■ WORK TO BE COMPLETED
Please give the listing again in its entirety, exactly as written.

■ LISTING
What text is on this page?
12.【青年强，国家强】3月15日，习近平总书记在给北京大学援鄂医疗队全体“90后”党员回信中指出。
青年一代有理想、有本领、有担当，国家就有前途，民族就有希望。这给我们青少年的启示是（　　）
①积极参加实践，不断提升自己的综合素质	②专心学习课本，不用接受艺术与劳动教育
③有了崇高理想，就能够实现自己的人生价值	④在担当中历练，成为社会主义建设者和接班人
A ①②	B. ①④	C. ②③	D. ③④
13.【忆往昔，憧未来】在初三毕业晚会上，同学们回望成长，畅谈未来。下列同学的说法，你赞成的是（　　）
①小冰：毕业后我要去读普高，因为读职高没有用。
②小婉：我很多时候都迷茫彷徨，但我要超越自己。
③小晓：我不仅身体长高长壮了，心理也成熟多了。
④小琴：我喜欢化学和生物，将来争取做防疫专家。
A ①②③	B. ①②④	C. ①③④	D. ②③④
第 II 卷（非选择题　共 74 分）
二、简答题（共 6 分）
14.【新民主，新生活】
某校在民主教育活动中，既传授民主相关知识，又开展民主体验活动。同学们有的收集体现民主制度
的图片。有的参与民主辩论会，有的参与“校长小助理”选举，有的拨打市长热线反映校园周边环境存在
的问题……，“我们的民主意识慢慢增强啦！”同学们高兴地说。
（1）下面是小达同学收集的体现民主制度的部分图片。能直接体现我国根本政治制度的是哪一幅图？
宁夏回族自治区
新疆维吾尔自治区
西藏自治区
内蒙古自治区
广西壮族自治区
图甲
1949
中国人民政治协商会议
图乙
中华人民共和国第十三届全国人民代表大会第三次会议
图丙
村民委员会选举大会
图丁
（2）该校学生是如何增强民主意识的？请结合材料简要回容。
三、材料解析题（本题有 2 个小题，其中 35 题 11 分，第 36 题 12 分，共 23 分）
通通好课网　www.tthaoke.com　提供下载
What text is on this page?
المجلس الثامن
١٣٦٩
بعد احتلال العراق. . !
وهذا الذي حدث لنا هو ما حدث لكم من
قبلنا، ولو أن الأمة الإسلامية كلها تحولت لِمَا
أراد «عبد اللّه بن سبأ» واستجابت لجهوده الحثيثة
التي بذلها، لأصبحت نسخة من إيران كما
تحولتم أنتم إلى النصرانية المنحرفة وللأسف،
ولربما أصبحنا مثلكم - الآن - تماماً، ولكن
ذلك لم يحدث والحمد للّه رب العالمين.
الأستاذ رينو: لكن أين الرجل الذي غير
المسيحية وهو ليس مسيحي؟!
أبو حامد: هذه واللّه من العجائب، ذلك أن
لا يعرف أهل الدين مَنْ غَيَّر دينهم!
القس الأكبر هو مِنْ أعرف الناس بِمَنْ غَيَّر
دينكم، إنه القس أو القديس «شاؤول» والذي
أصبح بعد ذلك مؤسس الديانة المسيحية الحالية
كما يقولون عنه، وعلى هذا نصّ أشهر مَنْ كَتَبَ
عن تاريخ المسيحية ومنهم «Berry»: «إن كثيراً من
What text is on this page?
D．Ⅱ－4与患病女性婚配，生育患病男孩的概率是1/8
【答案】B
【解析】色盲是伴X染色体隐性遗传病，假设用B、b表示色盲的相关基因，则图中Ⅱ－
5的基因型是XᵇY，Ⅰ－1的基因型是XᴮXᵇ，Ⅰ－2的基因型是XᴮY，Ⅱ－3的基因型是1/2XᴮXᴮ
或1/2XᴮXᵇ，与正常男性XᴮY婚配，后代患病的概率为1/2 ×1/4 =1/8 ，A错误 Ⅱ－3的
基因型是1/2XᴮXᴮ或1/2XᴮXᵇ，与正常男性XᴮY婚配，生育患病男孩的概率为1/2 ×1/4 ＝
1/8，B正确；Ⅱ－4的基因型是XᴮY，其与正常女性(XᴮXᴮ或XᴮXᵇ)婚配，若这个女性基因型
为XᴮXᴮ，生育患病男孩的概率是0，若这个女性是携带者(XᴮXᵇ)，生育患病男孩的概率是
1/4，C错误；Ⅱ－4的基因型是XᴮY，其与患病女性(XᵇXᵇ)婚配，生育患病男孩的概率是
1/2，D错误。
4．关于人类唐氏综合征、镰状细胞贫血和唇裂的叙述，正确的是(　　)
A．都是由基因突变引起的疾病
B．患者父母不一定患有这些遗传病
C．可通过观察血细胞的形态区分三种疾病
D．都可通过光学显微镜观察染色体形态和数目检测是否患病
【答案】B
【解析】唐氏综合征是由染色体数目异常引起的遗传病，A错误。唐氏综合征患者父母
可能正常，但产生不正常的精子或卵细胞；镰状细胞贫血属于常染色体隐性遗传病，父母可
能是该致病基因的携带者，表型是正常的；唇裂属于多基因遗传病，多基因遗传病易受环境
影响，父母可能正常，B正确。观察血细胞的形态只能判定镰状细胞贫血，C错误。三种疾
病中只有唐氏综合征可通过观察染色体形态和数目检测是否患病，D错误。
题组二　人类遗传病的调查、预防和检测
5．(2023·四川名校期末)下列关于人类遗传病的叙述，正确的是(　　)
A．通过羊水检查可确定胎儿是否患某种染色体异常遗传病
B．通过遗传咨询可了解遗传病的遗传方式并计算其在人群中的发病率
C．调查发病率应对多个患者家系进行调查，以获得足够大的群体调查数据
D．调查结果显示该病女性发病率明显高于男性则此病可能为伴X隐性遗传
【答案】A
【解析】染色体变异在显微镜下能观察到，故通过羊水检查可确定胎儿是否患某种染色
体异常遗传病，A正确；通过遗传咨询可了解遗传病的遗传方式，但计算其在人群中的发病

■ SOLUTION TO THIS PROBLEM
What text is on this page?
12.【青年强，国家强】3月15日，习近平总书记在给北京大学援鄂医疗队全体“90后”党员回信中指出。
青年一代有理想、有本领、有担当，国家就有前途，民族就有希望。这给我们青少年的启示是（　　）
①积极参加实践，不断提升自己的综合素质	②专心学习课本，不用接受艺术与劳动教育
③有了崇高理想，就能够实现自己的人生价值	④在担当中历练，成为社会主义建设者和接班人
A ①②	B. ①④	C. ②③	D. ③④
13.【忆往昔，憧未来】在初三毕业晚会上，同学们回望成长，畅谈未来。下列同学的说法，你赞成的是（　　）
①小冰：毕业后我要去读普高，因为读职高没有用。
②小婉：我很多时候都迷茫彷徨，但我要超越自己。
③小晓：我不仅身体长高长壮了，心理也成熟多了。
④小琴：我喜欢化学和生物，将来争取做防疫专家。
A ①②③	B. ①②④	C. ①③④	D. ②③④
第 II 卷（非选择题　共 74 分）
二、简答题（共 6 分）
14.【新民主，新生活】
某校在民主教育活动中，既传授民主相关知识，又开展民主体验活动。同学们有的收集体现民主制度
的图片。有的参与民主辩论会，有的参与“校长小助理”选举，有的拨打市长热线反映校园周边环境存在
的问题……，“我们的民主意识慢慢增强啦！”同学们高兴地说。
（1）下面是小达同学收集的体现民主制度的部分图片。能直接体现我国根本政治制度的是哪一幅图？
宁夏回族自治区
新疆维吾尔自治区
西藏自治区
内蒙古自治区
广西壮族自治区
图甲
1949
中国人民政治协商会议
图乙
中华人民共和国第十三届全国人民代表大会第三次会议
图丙
村民委员会选举大会
图丁
（2）该校学生是如何增强民主意识的？请结合材料简要回容。
三、材料解析题（本题有 2 个小题，其中 35 题 11 分，第 36 题 12 分，共 23 分）
通通好课网　www.tthaoke.com　提供下载
What text is on this page?
المجلس الثامن
١٣٦٩
بعد احتلال العراق. . !
وهذا الذي حدث لنا هو ما حدث لكم من
قبلنا، ولو أن الأمة الإسلامية كلها تحولت لِمَا
أراد «عبد اللّه بن سبأ» واستجابت لجهوده الحثيثة
التي بذلها، لأصبحت نسخة من إيران كما
تحولتم أنتم إلى النصرانية المنحرفة وللأسف،
ولربما أصبحنا مثلكم - الآن - تماماً، ولكن
ذلك لم يحدث والحمد للّه رب العالمين.
الأستاذ رينو: لكن أين الرجل الذي غير
المسيحية وهو ليس مسيحي؟!
أبو حامد: هذه واللّه من العجائب، ذلك أن
لا يعرف أهل الدين مَنْ غَيَّر دينهم!
القس الأكبر هو مِنْ أعرف الناس بِمَنْ غَيَّر
دينكم، إنه القس أو القديس «شاؤول» والذي
أصبح بعد ذلك مؤسس الديانة المسيحية الحالية
كما يقولون عنه، وعلى هذا نصّ أشهر مَنْ كَتَبَ
عن تاريخ المسيحية ومنهم «Berry»: «إن كثيراً من
What text is on this page?
D．Ⅱ－4与患病女性婚配，生育患病男孩的概率是1/8
【答案】B
【解析】色盲是伴X染色体隐性遗传病，假设用B、b表示色盲的相关基因，则图中Ⅱ－
5的基因型是XᵇY，Ⅰ－1的基因型是XᴮXᵇ，Ⅰ－2的基因型是XᴮY，Ⅱ－3的基因型是1/2XᴮXᴮ
或1/2XᴮXᵇ，与正常男性XᴮY婚配，后代患病的概率为1/2 ×1/4 =1/8 ，A错误 Ⅱ－3的
基因型是1/2XᴮXᴮ或1/2XᴮXᵇ，与正常男性XᴮY婚配，生育患病男孩的概率为1/2 ×1/4 ＝
1/8，B正确；Ⅱ－4的基因型是XᴮY，其与正常女性(XᴮXᴮ或XᴮXᵇ)婚配，若这个女性基因型
为XᴮXᴮ，生育患病男孩的概率是0，若这个女性是携带者(XᴮXᵇ)，生育患病男孩的概率是
1/4，C错误；Ⅱ－4的基因型是XᴮY，其与患病女性(XᵇXᵇ)婚配，生育患病男孩的概率是
1/2，D错误。
4．关于人类唐氏综合征、镰状细胞贫血和唇裂的叙述，正确的是(　　)
A．都是由基因突变引起的疾病
B．患者父母不一定患有这些遗传病
C．可通过观察血细胞的形态区分三种疾病
D．都可通过光学显微镜观察染色体形态和数目检测是否患病
【答案】B
【解析】唐氏综合征是由染色体数目异常引起的遗传病，A错误。唐氏综合征患者父母
可能正常，但产生不正常的精子或卵细胞；镰状细胞贫血属于常染色体隐性遗传病，父母可
能是该致病基因的携带者，表型是正常的；唇裂属于多基因遗传病，多基因遗传病易受环境
影响，父母可能正常，B正确。观察血细胞的形态只能判定镰状细胞贫血，C错误。三种疾
病中只有唐氏综合征可通过观察染色体形态和数目检测是否患病，D错误。
题组二　人类遗传病的调查、预防和检测
5．(2023·四川名校期末)下列关于人类遗传病的叙述，正确的是(　　)
A．通过羊水检查可确定胎儿是否患某种染色体异常遗传病
B．通过遗传咨询可了解遗传病的遗传方式并计算其在人群中的发病率
C．调查发病率应对多个患者家系进行调查，以获得足够大的群体调查数据
D．调查结果显示该病女性发病率明显高于男性则此病可能为伴X隐性遗传
【答案】A
【解析】染色体变异在显微镜下能观察到，故通过羊水检查可确定胎儿是否患某种染色
体异常遗传病，A正确；通过遗传咨询可了解遗传病的遗传方式，但计算其在人群中的发病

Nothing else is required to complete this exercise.